◆ STORED ROWS ◆
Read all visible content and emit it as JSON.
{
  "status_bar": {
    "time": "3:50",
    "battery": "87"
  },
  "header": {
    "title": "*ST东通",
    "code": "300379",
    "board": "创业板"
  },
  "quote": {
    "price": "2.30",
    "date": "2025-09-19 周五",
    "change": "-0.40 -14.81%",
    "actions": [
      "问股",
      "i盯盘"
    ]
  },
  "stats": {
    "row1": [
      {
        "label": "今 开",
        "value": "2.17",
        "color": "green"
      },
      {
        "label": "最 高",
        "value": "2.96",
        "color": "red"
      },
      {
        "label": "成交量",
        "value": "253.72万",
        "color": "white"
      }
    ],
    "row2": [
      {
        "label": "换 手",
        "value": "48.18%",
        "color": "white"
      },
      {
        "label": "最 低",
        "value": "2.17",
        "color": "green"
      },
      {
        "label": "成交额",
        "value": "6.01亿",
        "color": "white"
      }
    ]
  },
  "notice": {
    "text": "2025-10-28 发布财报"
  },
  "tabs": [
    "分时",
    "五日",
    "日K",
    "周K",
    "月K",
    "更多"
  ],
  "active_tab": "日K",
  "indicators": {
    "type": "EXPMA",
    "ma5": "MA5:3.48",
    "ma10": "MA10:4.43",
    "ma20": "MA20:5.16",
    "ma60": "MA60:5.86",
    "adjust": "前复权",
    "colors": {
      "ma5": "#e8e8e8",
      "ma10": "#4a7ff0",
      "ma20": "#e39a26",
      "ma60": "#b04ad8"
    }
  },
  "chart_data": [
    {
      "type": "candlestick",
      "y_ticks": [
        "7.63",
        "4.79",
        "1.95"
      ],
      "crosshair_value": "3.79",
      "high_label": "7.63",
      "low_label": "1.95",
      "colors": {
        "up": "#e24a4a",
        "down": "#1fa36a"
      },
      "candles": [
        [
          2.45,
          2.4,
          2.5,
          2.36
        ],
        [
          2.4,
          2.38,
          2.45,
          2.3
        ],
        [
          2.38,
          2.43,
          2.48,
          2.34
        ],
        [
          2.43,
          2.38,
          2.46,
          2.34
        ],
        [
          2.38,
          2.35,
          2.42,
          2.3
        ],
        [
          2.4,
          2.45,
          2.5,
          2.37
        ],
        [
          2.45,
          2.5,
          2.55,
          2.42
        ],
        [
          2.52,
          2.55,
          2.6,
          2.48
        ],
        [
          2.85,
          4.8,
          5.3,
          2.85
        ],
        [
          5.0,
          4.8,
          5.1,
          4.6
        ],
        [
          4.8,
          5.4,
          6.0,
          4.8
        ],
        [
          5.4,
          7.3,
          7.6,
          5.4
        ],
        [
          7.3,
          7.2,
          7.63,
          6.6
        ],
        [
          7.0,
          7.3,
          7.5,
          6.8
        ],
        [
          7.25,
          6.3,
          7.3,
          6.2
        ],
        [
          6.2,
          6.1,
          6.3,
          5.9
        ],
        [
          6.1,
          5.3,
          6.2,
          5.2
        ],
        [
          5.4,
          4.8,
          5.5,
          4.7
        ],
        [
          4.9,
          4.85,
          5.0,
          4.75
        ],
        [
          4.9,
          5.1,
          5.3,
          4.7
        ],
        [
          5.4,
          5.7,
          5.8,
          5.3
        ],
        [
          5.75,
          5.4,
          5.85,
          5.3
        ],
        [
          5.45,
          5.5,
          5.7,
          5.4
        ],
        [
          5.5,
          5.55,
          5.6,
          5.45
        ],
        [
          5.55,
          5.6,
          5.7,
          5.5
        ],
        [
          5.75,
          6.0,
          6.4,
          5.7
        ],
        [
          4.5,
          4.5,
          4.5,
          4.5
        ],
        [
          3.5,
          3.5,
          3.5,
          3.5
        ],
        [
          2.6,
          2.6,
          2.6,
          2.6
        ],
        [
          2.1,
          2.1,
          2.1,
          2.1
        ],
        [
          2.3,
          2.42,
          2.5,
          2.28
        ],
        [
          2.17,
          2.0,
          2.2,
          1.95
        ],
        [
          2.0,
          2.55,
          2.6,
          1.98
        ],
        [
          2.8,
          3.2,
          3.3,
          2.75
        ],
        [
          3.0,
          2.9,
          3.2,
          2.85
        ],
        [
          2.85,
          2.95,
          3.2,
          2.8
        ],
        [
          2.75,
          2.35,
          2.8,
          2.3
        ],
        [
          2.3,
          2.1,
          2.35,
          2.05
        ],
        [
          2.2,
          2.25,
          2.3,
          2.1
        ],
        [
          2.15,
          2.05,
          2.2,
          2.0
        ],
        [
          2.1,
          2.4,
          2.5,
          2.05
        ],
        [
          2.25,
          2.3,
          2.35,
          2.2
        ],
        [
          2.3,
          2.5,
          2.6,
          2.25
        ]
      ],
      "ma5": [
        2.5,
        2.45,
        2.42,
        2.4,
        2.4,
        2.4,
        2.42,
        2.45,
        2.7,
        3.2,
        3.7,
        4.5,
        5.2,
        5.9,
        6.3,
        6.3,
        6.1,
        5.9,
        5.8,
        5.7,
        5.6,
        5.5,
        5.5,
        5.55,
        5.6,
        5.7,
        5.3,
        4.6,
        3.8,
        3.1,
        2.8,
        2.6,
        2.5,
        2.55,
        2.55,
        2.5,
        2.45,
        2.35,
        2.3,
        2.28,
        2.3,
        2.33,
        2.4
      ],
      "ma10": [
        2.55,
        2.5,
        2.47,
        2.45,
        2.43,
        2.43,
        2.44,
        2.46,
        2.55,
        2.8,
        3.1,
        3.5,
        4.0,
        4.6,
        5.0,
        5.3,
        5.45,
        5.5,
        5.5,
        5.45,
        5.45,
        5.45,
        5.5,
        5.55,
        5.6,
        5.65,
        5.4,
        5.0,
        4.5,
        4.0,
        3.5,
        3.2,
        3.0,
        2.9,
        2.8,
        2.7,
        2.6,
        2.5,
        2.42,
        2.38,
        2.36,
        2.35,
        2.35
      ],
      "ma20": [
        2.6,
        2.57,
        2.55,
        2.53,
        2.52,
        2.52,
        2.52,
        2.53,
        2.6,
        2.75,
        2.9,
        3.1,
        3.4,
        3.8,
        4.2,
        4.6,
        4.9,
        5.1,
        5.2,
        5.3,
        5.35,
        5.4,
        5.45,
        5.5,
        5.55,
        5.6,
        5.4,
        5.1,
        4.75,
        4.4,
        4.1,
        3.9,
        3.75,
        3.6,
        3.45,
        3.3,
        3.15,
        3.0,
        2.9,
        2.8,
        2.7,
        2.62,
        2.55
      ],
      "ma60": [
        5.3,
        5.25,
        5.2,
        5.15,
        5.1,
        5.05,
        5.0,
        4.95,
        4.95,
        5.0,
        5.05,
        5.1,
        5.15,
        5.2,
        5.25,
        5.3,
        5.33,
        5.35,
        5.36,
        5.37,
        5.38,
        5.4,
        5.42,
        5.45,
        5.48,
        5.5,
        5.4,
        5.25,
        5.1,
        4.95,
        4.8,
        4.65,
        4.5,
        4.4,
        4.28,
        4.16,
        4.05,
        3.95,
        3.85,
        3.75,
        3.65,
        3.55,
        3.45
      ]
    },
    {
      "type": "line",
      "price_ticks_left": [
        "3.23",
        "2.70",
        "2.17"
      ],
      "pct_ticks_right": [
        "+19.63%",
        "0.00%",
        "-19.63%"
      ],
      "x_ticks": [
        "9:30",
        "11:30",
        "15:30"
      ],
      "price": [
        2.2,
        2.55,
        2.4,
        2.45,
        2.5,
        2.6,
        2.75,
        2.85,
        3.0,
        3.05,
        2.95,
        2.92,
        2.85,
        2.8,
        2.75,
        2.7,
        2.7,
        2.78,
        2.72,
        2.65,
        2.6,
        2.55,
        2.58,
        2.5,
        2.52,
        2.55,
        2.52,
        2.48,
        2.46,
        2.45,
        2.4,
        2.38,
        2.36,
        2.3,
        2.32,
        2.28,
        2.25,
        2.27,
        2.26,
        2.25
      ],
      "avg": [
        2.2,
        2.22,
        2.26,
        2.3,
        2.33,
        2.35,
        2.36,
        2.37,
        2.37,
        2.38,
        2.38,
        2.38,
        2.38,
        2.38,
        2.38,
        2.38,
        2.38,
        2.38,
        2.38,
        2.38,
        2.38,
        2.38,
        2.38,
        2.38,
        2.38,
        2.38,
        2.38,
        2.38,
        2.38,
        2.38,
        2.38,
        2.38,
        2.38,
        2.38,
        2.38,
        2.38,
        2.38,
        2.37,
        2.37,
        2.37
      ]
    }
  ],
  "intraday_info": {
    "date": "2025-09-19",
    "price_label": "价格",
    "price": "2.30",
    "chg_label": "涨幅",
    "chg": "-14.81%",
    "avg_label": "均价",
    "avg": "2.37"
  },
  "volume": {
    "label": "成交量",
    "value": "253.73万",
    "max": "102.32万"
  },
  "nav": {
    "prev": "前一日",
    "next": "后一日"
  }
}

◆ GIVEN REQUEST ◆
In the listing above, find the lines holding the word "type" and copy them.

◆ TASK OUTPUT ◆
    "type": "EXPMA",
      "type": "candlestick",
      "type": "line",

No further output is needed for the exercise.